EXTRACTED MATERIAL =
- - -

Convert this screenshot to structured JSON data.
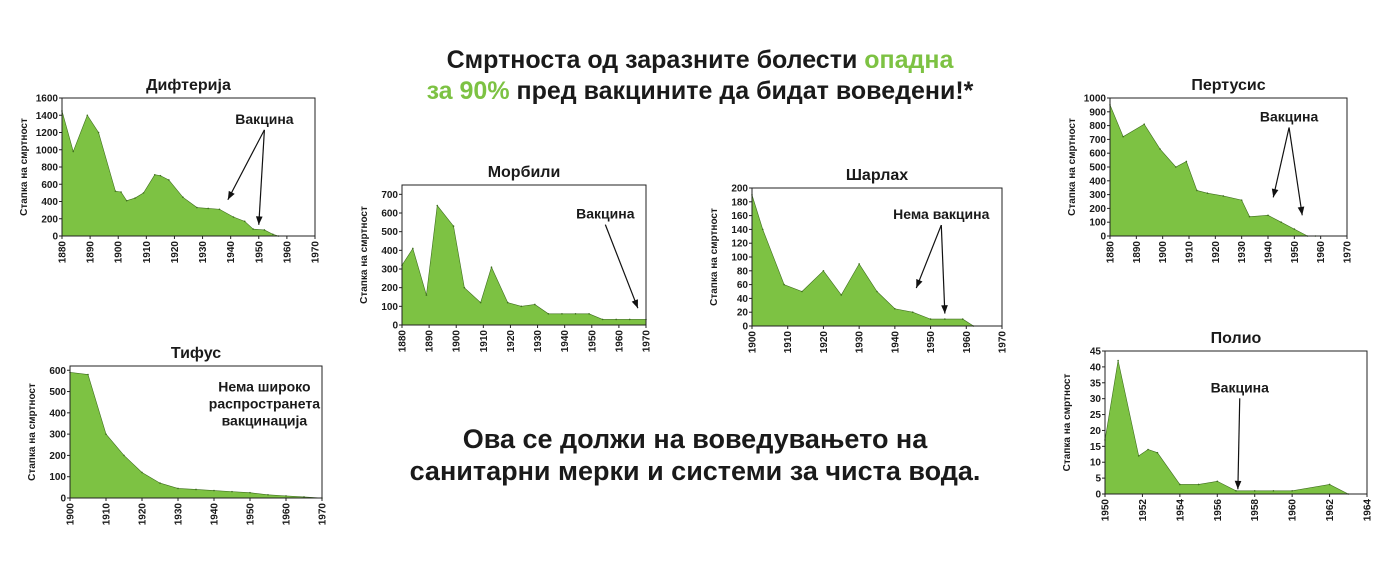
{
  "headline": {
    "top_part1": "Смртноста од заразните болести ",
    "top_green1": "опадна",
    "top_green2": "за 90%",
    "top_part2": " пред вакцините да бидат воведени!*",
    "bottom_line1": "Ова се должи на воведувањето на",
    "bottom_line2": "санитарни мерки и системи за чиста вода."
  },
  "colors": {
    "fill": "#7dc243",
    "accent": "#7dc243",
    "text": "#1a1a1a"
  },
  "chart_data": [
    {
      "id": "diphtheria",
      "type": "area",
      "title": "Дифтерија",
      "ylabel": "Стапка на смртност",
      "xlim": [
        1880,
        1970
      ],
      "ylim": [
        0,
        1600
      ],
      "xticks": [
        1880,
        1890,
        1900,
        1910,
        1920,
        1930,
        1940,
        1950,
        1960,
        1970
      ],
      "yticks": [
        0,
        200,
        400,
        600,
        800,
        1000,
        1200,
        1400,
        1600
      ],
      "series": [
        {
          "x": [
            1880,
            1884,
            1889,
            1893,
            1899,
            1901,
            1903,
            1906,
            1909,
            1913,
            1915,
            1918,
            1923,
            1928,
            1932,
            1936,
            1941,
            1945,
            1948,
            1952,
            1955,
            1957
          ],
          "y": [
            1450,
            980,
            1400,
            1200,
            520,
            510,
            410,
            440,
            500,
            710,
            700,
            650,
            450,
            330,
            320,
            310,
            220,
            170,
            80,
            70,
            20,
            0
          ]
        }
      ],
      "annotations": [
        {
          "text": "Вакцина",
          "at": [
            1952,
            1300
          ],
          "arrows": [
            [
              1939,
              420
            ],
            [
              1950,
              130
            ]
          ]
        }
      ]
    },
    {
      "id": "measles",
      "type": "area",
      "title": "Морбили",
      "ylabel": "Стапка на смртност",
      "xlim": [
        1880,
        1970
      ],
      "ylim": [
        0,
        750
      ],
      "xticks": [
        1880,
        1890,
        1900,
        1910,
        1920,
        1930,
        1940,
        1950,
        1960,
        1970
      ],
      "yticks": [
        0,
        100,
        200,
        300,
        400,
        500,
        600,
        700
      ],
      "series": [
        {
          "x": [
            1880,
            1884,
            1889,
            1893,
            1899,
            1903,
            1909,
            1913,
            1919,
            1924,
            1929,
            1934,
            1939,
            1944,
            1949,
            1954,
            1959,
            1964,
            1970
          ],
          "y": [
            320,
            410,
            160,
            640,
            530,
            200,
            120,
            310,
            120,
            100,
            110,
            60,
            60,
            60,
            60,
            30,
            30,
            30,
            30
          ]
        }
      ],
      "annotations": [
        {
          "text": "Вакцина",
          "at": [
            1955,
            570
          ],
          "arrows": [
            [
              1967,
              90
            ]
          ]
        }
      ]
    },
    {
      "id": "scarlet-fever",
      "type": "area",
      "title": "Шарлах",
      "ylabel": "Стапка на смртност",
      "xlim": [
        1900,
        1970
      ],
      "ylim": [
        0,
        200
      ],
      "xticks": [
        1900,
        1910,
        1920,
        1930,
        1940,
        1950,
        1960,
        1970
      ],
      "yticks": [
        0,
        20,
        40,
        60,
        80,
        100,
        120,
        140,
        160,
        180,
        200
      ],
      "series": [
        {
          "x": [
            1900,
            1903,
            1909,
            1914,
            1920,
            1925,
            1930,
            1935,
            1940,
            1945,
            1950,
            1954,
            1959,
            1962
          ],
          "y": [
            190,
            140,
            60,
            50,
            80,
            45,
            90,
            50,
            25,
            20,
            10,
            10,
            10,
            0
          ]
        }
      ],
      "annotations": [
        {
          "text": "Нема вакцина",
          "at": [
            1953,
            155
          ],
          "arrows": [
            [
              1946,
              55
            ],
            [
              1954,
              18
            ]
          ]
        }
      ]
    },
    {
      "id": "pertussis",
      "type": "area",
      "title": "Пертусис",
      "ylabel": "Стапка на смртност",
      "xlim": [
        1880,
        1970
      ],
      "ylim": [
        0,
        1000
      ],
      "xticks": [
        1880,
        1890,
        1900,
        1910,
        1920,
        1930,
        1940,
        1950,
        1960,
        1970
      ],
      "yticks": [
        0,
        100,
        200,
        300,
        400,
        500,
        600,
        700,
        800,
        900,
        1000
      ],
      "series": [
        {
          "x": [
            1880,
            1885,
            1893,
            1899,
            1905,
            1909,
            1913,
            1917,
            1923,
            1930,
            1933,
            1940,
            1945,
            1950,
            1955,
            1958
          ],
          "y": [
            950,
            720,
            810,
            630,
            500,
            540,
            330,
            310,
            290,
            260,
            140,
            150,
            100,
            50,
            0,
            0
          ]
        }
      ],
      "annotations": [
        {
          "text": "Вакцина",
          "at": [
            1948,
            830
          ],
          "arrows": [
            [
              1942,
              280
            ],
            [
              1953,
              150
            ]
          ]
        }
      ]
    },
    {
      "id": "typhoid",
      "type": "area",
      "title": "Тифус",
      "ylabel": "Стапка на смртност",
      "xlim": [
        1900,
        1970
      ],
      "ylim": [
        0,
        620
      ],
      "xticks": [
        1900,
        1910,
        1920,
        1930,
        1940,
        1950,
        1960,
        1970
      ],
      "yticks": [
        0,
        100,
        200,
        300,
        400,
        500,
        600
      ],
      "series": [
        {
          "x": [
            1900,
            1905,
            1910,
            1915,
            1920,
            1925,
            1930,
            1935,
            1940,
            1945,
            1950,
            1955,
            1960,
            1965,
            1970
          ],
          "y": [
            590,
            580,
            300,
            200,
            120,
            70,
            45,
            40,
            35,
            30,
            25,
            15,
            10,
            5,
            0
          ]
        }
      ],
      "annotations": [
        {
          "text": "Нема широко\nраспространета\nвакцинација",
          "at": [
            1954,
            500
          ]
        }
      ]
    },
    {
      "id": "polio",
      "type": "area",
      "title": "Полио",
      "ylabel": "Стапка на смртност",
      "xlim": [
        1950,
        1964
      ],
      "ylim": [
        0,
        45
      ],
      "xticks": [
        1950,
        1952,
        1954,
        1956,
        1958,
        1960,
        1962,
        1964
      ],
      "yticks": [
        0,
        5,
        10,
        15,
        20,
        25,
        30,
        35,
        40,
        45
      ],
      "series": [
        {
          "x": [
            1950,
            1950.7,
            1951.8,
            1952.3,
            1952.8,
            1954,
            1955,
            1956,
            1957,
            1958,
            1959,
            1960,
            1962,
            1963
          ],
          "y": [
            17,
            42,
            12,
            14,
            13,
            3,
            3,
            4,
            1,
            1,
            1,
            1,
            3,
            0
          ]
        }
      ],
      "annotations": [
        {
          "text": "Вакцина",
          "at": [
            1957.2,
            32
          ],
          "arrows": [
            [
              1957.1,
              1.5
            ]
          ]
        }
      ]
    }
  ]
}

- - -

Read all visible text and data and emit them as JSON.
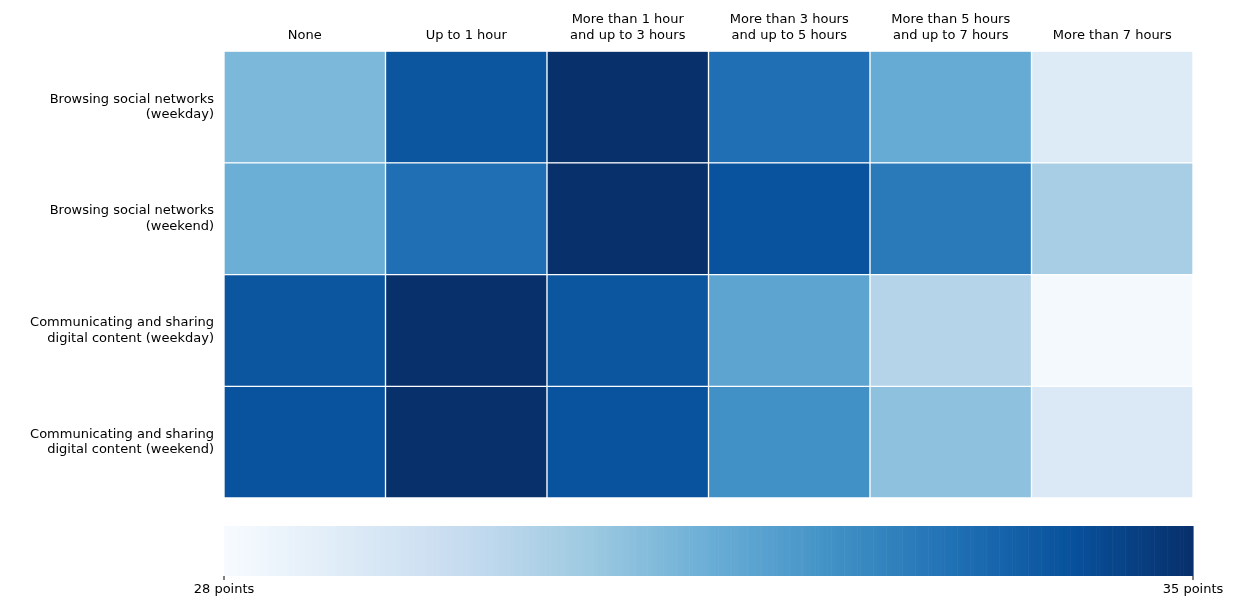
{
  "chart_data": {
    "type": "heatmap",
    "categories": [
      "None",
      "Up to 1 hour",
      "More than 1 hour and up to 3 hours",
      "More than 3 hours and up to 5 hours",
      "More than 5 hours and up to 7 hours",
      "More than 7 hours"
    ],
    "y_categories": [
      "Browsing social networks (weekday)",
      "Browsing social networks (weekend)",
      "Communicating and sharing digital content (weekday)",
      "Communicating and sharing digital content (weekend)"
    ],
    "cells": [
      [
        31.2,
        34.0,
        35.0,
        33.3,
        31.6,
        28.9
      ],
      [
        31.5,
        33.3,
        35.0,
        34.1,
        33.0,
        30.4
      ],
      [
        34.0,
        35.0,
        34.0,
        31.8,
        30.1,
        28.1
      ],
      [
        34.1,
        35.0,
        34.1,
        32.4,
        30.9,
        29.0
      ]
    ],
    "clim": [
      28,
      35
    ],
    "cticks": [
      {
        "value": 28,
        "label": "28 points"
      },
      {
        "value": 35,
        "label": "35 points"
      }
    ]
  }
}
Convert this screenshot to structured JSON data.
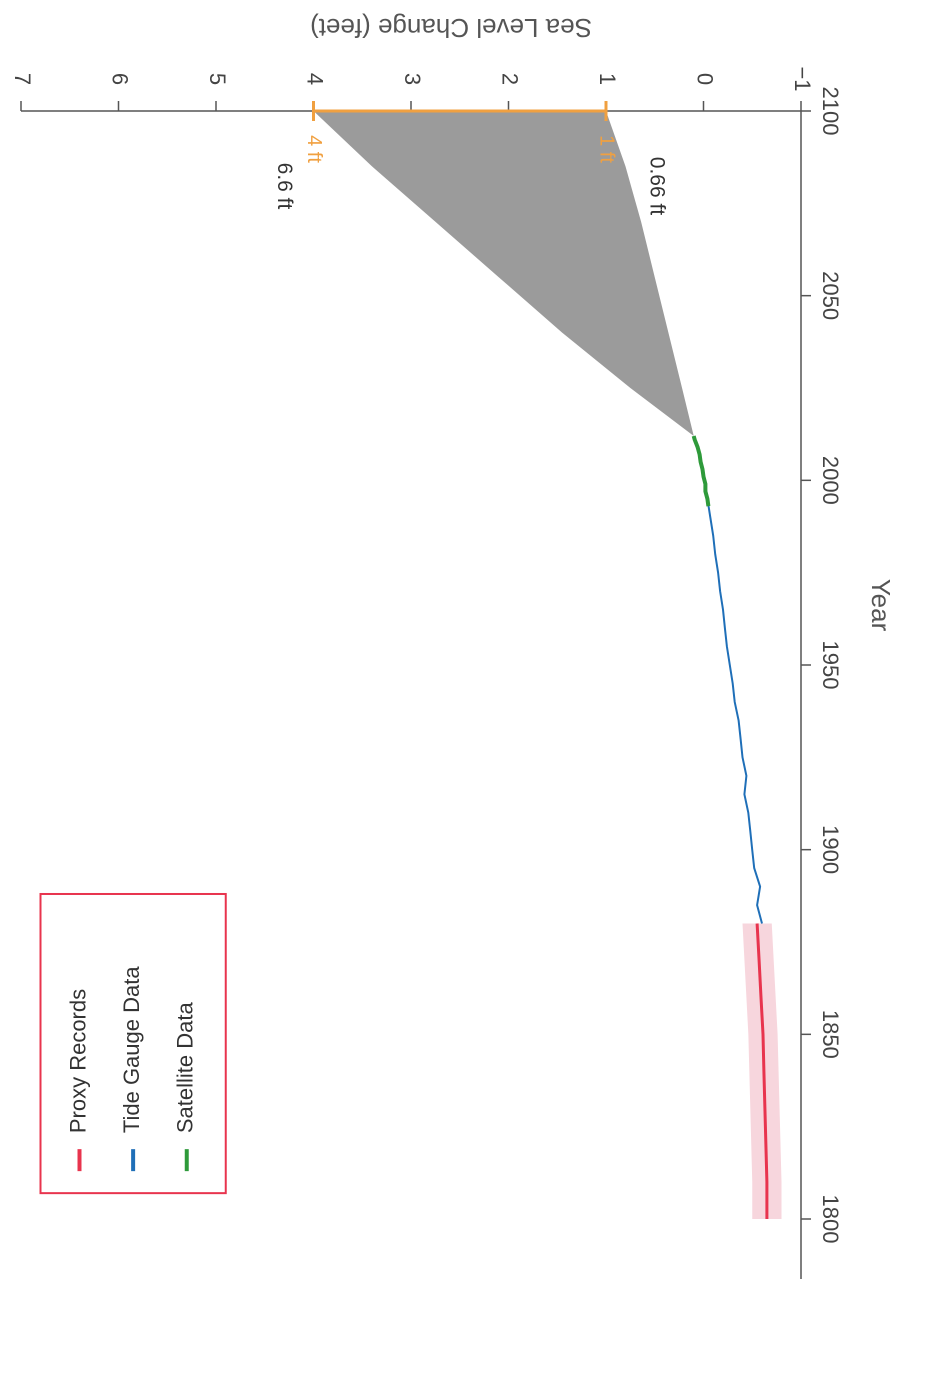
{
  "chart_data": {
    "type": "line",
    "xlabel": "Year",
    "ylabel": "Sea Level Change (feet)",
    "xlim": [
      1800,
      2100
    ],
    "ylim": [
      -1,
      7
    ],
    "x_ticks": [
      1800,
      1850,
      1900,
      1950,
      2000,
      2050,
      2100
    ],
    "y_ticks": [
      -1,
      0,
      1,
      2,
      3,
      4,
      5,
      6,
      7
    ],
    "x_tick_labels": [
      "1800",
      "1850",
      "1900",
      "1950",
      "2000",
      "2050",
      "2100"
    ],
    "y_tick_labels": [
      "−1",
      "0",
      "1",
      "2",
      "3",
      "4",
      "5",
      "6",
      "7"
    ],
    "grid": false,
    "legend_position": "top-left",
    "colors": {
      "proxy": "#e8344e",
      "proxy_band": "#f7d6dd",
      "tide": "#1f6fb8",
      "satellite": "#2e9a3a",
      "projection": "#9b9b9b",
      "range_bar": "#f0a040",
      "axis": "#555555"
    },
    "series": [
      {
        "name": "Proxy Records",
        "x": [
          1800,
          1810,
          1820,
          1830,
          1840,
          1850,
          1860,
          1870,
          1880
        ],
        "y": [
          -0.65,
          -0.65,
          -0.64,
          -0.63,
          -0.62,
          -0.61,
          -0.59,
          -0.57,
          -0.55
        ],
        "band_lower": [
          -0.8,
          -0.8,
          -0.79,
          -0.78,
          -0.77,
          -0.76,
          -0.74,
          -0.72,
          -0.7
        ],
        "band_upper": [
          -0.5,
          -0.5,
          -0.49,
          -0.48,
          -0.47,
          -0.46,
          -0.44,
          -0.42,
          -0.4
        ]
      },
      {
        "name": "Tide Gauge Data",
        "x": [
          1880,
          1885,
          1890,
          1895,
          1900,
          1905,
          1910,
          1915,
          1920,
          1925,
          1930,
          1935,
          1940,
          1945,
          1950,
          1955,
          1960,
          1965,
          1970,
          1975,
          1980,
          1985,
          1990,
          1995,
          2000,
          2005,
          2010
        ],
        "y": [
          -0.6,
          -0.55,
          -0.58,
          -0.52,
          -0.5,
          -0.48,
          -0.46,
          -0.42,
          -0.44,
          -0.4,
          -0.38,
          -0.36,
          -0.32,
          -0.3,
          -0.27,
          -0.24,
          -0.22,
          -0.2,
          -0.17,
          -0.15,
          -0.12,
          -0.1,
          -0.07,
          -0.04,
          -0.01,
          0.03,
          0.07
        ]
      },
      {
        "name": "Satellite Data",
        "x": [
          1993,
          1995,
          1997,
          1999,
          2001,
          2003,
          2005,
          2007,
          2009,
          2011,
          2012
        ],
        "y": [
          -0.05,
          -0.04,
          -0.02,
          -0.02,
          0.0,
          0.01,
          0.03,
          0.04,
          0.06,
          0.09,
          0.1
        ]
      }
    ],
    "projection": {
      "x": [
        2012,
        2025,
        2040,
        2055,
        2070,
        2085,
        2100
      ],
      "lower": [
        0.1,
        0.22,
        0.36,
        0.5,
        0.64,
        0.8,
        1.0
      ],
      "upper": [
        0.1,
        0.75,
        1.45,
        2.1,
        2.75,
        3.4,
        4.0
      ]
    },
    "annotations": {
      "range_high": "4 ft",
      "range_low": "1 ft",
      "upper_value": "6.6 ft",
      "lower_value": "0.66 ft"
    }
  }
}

- - -

YOUR INSTRUCTIONS = Pick out the lines containing the string "Нема".

THE COMPLETED TASK =
          "text": "Нема вакцина",
          "text": "Нема широко\nраспространета\nвакцинација",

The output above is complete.